» **Problem to work on**:
Give all of the lines again, with nothing added or dropped.

____________________

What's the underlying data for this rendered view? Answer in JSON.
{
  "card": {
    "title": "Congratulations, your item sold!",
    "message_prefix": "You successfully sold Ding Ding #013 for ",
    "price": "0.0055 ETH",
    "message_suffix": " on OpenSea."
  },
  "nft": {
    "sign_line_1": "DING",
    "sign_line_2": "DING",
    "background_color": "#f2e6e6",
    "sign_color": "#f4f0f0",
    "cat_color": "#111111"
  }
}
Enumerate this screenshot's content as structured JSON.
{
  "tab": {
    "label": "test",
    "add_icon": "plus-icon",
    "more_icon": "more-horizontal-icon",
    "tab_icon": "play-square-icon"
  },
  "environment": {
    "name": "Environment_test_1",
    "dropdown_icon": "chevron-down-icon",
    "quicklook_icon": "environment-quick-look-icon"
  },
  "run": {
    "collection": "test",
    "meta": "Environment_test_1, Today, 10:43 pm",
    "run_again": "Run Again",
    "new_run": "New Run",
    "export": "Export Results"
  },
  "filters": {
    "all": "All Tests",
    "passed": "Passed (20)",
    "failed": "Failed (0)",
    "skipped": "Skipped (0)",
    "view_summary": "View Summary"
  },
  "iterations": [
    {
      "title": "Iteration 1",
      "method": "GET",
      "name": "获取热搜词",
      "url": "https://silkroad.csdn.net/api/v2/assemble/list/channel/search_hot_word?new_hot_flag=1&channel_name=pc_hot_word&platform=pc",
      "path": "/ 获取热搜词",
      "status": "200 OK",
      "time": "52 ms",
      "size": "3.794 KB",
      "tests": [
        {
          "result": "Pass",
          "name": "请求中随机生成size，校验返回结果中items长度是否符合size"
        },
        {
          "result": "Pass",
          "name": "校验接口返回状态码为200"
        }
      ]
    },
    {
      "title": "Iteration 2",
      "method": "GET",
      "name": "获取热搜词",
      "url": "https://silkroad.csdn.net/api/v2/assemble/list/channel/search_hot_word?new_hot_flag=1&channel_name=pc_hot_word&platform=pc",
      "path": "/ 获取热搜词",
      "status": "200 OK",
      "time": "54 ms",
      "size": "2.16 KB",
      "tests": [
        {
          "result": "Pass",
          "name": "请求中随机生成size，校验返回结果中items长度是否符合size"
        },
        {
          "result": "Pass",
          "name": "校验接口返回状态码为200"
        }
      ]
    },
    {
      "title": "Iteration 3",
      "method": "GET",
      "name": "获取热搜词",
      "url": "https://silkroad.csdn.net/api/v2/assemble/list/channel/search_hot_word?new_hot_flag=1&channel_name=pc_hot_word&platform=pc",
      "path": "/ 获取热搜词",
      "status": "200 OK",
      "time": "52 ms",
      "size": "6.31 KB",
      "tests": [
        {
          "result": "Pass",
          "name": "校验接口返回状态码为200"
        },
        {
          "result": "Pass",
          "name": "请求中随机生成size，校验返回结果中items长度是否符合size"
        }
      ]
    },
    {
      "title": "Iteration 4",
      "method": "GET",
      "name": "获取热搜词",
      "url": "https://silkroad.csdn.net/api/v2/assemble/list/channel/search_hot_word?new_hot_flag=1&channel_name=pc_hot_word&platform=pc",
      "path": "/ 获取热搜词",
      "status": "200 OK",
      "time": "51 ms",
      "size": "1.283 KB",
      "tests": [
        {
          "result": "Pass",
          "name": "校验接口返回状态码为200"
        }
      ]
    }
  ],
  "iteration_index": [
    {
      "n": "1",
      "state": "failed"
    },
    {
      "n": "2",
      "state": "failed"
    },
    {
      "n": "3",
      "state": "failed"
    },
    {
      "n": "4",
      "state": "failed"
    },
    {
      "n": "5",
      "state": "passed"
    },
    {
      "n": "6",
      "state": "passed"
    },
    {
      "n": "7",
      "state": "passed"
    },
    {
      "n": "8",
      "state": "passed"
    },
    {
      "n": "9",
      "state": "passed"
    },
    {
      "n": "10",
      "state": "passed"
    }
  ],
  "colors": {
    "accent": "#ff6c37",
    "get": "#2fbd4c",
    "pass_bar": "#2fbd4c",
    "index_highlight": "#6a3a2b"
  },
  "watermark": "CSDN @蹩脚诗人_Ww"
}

____________________

» **Exercise answer**:
What's the underlying data for this rendered view? Answer in JSON.
{
  "card": {
    "title": "Congratulations, your item sold!",
    "message_prefix": "You successfully sold Ding Ding #013 for ",
    "price": "0.0055 ETH",
    "message_suffix": " on OpenSea."
  },
  "nft": {
    "sign_line_1": "DING",
    "sign_line_2": "DING",
    "background_color": "#f2e6e6",
    "sign_color": "#f4f0f0",
    "cat_color": "#111111"
  }
}
Enumerate this screenshot's content as structured JSON.
{
  "tab": {
    "label": "test",
    "add_icon": "plus-icon",
    "more_icon": "more-horizontal-icon",
    "tab_icon": "play-square-icon"
  },
  "environment": {
    "name": "Environment_test_1",
    "dropdown_icon": "chevron-down-icon",
    "quicklook_icon": "environment-quick-look-icon"
  },
  "run": {
    "collection": "test",
    "meta": "Environment_test_1, Today, 10:43 pm",
    "run_again": "Run Again",
    "new_run": "New Run",
    "export": "Export Results"
  },
  "filters": {
    "all": "All Tests",
    "passed": "Passed (20)",
    "failed": "Failed (0)",
    "skipped": "Skipped (0)",
    "view_summary": "View Summary"
  },
  "iterations": [
    {
      "title": "Iteration 1",
      "method": "GET",
      "name": "获取热搜词",
      "url": "https://silkroad.csdn.net/api/v2/assemble/list/channel/search_hot_word?new_hot_flag=1&channel_name=pc_hot_word&platform=pc",
      "path": "/ 获取热搜词",
      "status": "200 OK",
      "time": "52 ms",
      "size": "3.794 KB",
      "tests": [
        {
          "result": "Pass",
          "name": "请求中随机生成size，校验返回结果中items长度是否符合size"
        },
        {
          "result": "Pass",
          "name": "校验接口返回状态码为200"
        }
      ]
    },
    {
      "title": "Iteration 2",
      "method": "GET",
      "name": "获取热搜词",
      "url": "https://silkroad.csdn.net/api/v2/assemble/list/channel/search_hot_word?new_hot_flag=1&channel_name=pc_hot_word&platform=pc",
      "path": "/ 获取热搜词",
      "status": "200 OK",
      "time": "54 ms",
      "size": "2.16 KB",
      "tests": [
        {
          "result": "Pass",
          "name": "请求中随机生成size，校验返回结果中items长度是否符合size"
        },
        {
          "result": "Pass",
          "name": "校验接口返回状态码为200"
        }
      ]
    },
    {
      "title": "Iteration 3",
      "method": "GET",
      "name": "获取热搜词",
      "url": "https://silkroad.csdn.net/api/v2/assemble/list/channel/search_hot_word?new_hot_flag=1&channel_name=pc_hot_word&platform=pc",
      "path": "/ 获取热搜词",
      "status": "200 OK",
      "time": "52 ms",
      "size": "6.31 KB",
      "tests": [
        {
          "result": "Pass",
          "name": "校验接口返回状态码为200"
        },
        {
          "result": "Pass",
          "name": "请求中随机生成size，校验返回结果中items长度是否符合size"
        }
      ]
    },
    {
      "title": "Iteration 4",
      "method": "GET",
      "name": "获取热搜词",
      "url": "https://silkroad.csdn.net/api/v2/assemble/list/channel/search_hot_word?new_hot_flag=1&channel_name=pc_hot_word&platform=pc",
      "path": "/ 获取热搜词",
      "status": "200 OK",
      "time": "51 ms",
      "size": "1.283 KB",
      "tests": [
        {
          "result": "Pass",
          "name": "校验接口返回状态码为200"
        }
      ]
    }
  ],
  "iteration_index": [
    {
      "n": "1",
      "state": "failed"
    },
    {
      "n": "2",
      "state": "failed"
    },
    {
      "n": "3",
      "state": "failed"
    },
    {
      "n": "4",
      "state": "failed"
    },
    {
      "n": "5",
      "state": "passed"
    },
    {
      "n": "6",
      "state": "passed"
    },
    {
      "n": "7",
      "state": "passed"
    },
    {
      "n": "8",
      "state": "passed"
    },
    {
      "n": "9",
      "state": "passed"
    },
    {
      "n": "10",
      "state": "passed"
    }
  ],
  "colors": {
    "accent": "#ff6c37",
    "get": "#2fbd4c",
    "pass_bar": "#2fbd4c",
    "index_highlight": "#6a3a2b"
  },
  "watermark": "CSDN @蹩脚诗人_Ww"
}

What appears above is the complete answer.